SET EXERCISE » Filter the entries that follow, copying every line in which the word "this" appears.

[Records about charts and figures]

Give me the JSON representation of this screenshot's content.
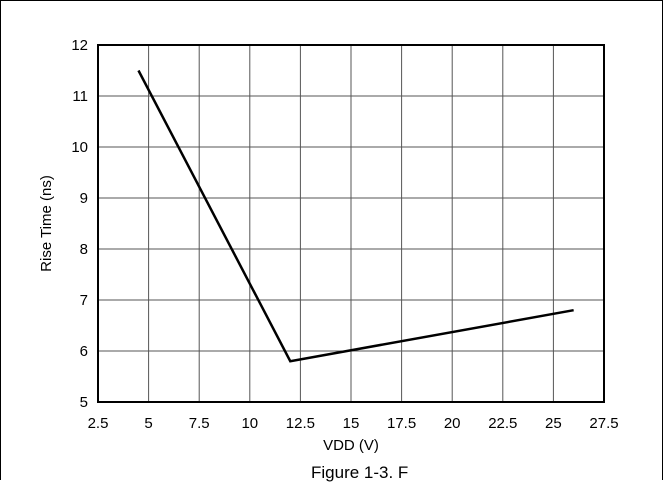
{
  "chart_data": {
    "type": "line",
    "title": "",
    "xlabel": "VDD (V)",
    "ylabel": "Rise Time (ns)",
    "xlim": [
      2.5,
      27.5
    ],
    "ylim": [
      5,
      12
    ],
    "xticks": [
      2.5,
      5,
      7.5,
      10,
      12.5,
      15,
      17.5,
      20,
      22.5,
      25,
      27.5
    ],
    "xtick_labels": [
      "2.5",
      "5",
      "7.5",
      "10",
      "12.5",
      "15",
      "17.5",
      "20",
      "22.5",
      "25",
      "27.5"
    ],
    "yticks": [
      5,
      6,
      7,
      8,
      9,
      10,
      11,
      12
    ],
    "ytick_labels": [
      "5",
      "6",
      "7",
      "8",
      "9",
      "10",
      "11",
      "12"
    ],
    "grid": true,
    "legend": "none",
    "line_color": "#000000",
    "series": [
      {
        "x": [
          4.5,
          12.0,
          26.0
        ],
        "y": [
          11.5,
          5.8,
          6.8
        ]
      }
    ]
  },
  "caption_partial": "Figure 1-3. F"
}
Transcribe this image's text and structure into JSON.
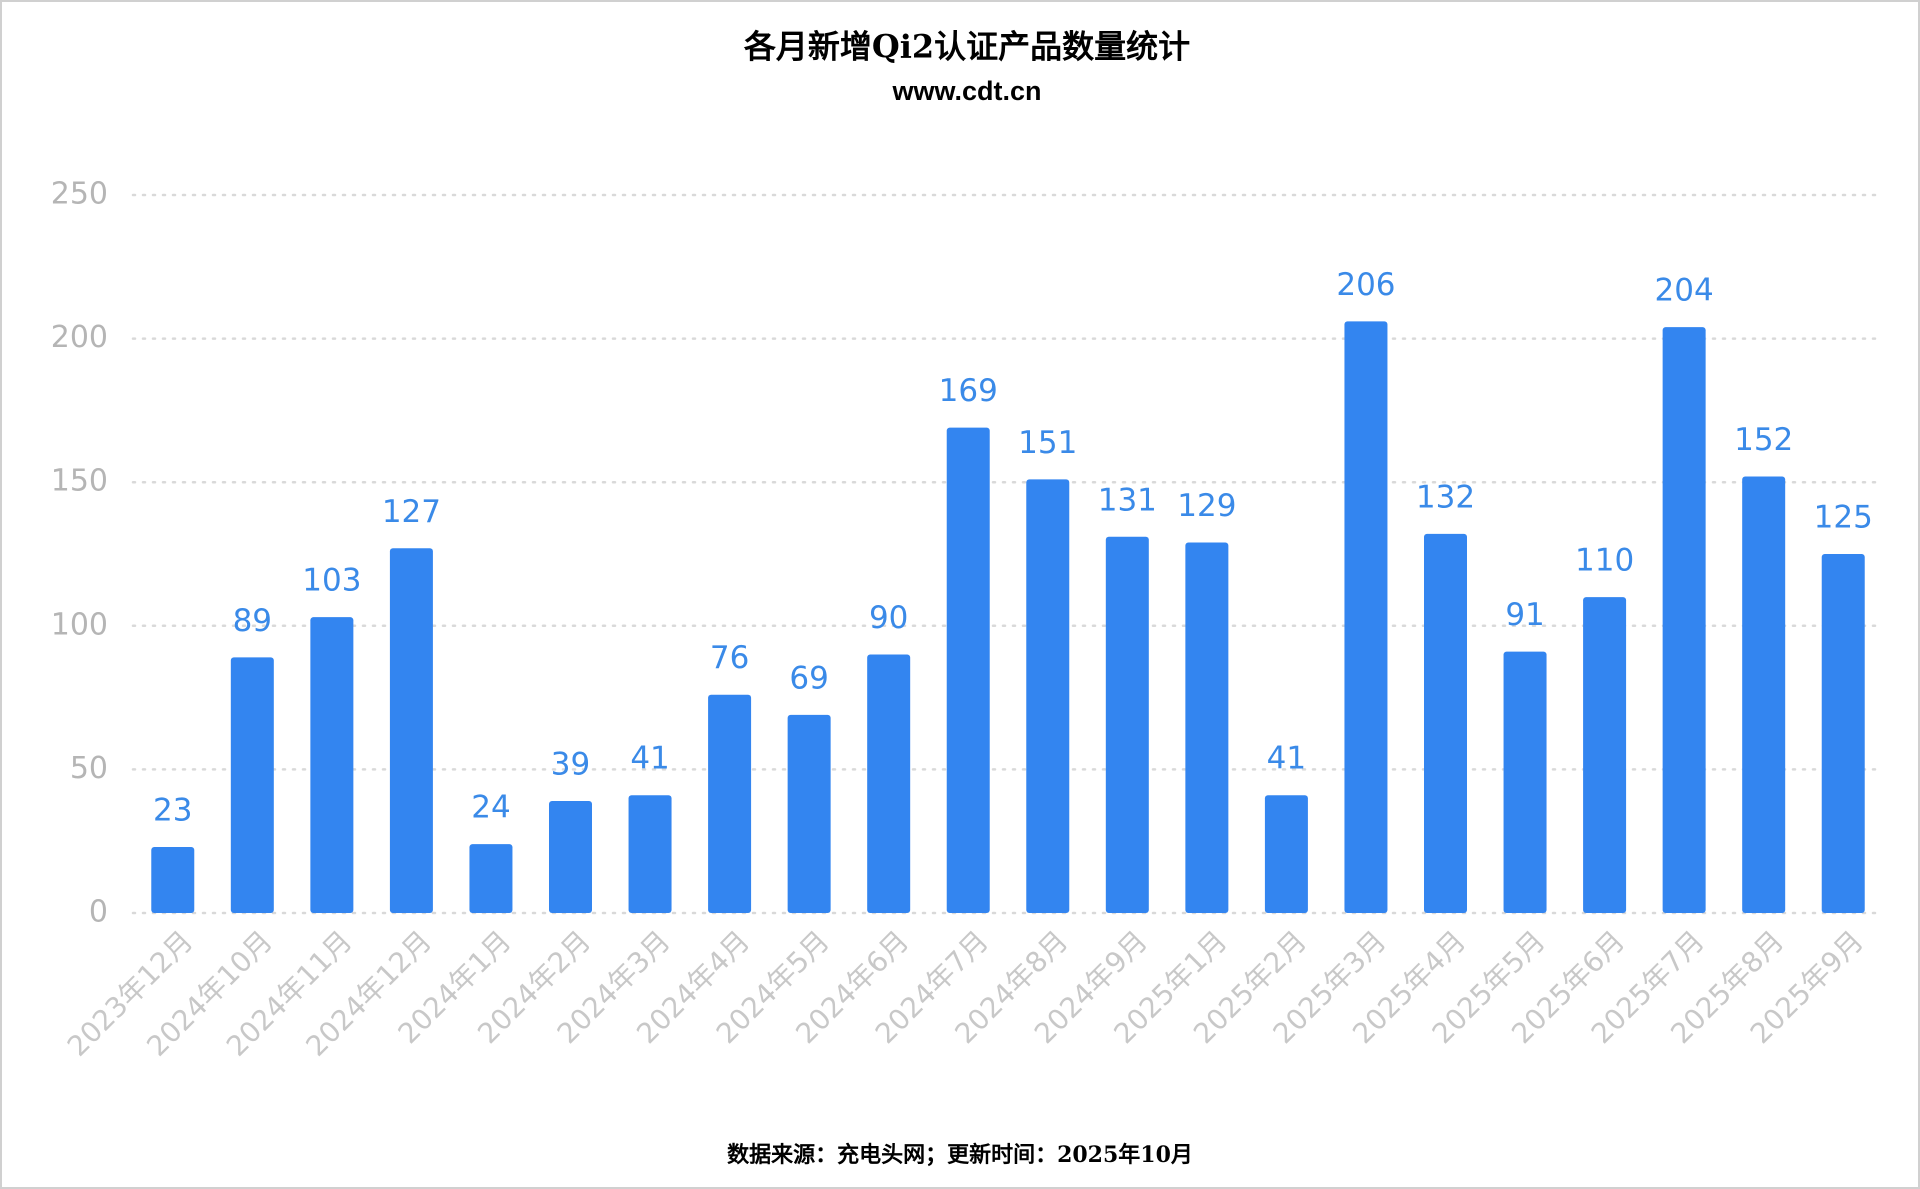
{
  "chart_data": {
    "type": "bar",
    "title": "各月新增Qi2认证产品数量统计",
    "subtitle": "www.cdt.cn",
    "source": "数据来源：充电头网；更新时间：2025年10月",
    "categories": [
      "2023年12月",
      "2024年10月",
      "2024年11月",
      "2024年12月",
      "2024年1月",
      "2024年2月",
      "2024年3月",
      "2024年4月",
      "2024年5月",
      "2024年6月",
      "2024年7月",
      "2024年8月",
      "2024年9月",
      "2025年1月",
      "2025年2月",
      "2025年3月",
      "2025年4月",
      "2025年5月",
      "2025年6月",
      "2025年7月",
      "2025年8月",
      "2025年9月"
    ],
    "values": [
      23,
      89,
      103,
      127,
      24,
      39,
      41,
      76,
      69,
      90,
      169,
      151,
      131,
      129,
      41,
      206,
      132,
      91,
      110,
      204,
      152,
      125
    ],
    "color": "#3385f0",
    "ylim": [
      0,
      250
    ],
    "yticks": [
      0,
      50,
      100,
      150,
      200,
      250
    ],
    "grid": true
  }
}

FINAL RESULT »
Give me the JSON representation of this screenshot's content.
Transcribe this image's text and structure into JSON.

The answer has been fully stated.